◆ **RAW DATA**
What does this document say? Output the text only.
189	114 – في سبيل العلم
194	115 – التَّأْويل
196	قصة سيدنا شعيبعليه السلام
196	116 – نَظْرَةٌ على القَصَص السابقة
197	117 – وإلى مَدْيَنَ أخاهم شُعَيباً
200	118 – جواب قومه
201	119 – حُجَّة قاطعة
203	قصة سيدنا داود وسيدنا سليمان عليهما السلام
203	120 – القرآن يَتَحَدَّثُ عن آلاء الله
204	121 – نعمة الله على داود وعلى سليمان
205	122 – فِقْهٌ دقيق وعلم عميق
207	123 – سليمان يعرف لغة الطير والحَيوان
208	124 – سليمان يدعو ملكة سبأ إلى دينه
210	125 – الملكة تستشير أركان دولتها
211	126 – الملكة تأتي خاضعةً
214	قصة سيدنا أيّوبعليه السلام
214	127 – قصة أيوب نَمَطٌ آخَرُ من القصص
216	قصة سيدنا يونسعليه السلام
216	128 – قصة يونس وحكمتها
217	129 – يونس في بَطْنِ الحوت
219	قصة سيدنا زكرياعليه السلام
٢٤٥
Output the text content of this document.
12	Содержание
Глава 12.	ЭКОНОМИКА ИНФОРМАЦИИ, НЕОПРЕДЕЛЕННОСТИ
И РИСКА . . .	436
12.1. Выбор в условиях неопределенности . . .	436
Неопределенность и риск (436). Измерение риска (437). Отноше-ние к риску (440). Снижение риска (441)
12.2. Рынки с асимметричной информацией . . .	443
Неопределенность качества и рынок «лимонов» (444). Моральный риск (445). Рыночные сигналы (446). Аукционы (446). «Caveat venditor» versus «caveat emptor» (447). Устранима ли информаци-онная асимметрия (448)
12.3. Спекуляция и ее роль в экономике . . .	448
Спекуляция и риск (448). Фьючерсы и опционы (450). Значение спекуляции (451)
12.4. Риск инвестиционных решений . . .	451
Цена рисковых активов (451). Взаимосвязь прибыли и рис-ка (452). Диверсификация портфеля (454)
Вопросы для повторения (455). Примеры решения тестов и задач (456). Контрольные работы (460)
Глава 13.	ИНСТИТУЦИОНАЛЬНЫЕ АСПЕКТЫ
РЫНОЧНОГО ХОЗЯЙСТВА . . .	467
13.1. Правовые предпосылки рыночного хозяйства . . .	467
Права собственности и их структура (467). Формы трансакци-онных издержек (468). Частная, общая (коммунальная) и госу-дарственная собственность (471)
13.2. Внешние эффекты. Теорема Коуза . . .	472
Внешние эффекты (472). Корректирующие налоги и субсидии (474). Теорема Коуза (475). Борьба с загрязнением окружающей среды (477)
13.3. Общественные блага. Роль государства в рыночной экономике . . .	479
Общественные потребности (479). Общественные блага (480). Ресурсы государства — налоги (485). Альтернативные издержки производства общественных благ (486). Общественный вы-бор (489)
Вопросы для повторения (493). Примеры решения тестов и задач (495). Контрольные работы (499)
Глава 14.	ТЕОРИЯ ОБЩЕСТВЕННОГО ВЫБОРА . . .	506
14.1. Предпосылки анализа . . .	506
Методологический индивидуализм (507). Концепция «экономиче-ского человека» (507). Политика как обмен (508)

◆ **DIRECTIONS**
Retype every entry word for word.

◆ **ANSWER TO THE TASK**
What does this document say? Output the text only.
189	114 – في سبيل العلم
194	115 – التَّأْويل
196	قصة سيدنا شعيبعليه السلام
196	116 – نَظْرَةٌ على القَصَص السابقة
197	117 – وإلى مَدْيَنَ أخاهم شُعَيباً
200	118 – جواب قومه
201	119 – حُجَّة قاطعة
203	قصة سيدنا داود وسيدنا سليمان عليهما السلام
203	120 – القرآن يَتَحَدَّثُ عن آلاء الله
204	121 – نعمة الله على داود وعلى سليمان
205	122 – فِقْهٌ دقيق وعلم عميق
207	123 – سليمان يعرف لغة الطير والحَيوان
208	124 – سليمان يدعو ملكة سبأ إلى دينه
210	125 – الملكة تستشير أركان دولتها
211	126 – الملكة تأتي خاضعةً
214	قصة سيدنا أيّوبعليه السلام
214	127 – قصة أيوب نَمَطٌ آخَرُ من القصص
216	قصة سيدنا يونسعليه السلام
216	128 – قصة يونس وحكمتها
217	129 – يونس في بَطْنِ الحوت
219	قصة سيدنا زكرياعليه السلام
٢٤٥
Output the text content of this document.
12	Содержание
Глава 12.	ЭКОНОМИКА ИНФОРМАЦИИ, НЕОПРЕДЕЛЕННОСТИ
И РИСКА . . .	436
12.1. Выбор в условиях неопределенности . . .	436
Неопределенность и риск (436). Измерение риска (437). Отноше-ние к риску (440). Снижение риска (441)
12.2. Рынки с асимметричной информацией . . .	443
Неопределенность качества и рынок «лимонов» (444). Моральный риск (445). Рыночные сигналы (446). Аукционы (446). «Caveat venditor» versus «caveat emptor» (447). Устранима ли информаци-онная асимметрия (448)
12.3. Спекуляция и ее роль в экономике . . .	448
Спекуляция и риск (448). Фьючерсы и опционы (450). Значение спекуляции (451)
12.4. Риск инвестиционных решений . . .	451
Цена рисковых активов (451). Взаимосвязь прибыли и рис-ка (452). Диверсификация портфеля (454)
Вопросы для повторения (455). Примеры решения тестов и задач (456). Контрольные работы (460)
Глава 13.	ИНСТИТУЦИОНАЛЬНЫЕ АСПЕКТЫ
РЫНОЧНОГО ХОЗЯЙСТВА . . .	467
13.1. Правовые предпосылки рыночного хозяйства . . .	467
Права собственности и их структура (467). Формы трансакци-онных издержек (468). Частная, общая (коммунальная) и госу-дарственная собственность (471)
13.2. Внешние эффекты. Теорема Коуза . . .	472
Внешние эффекты (472). Корректирующие налоги и субсидии (474). Теорема Коуза (475). Борьба с загрязнением окружающей среды (477)
13.3. Общественные блага. Роль государства в рыночной экономике . . .	479
Общественные потребности (479). Общественные блага (480). Ресурсы государства — налоги (485). Альтернативные издержки производства общественных благ (486). Общественный вы-бор (489)
Вопросы для повторения (493). Примеры решения тестов и задач (495). Контрольные работы (499)
Глава 14.	ТЕОРИЯ ОБЩЕСТВЕННОГО ВЫБОРА . . .	506
14.1. Предпосылки анализа . . .	506
Методологический индивидуализм (507). Концепция «экономиче-ского человека» (507). Политика как обмен (508)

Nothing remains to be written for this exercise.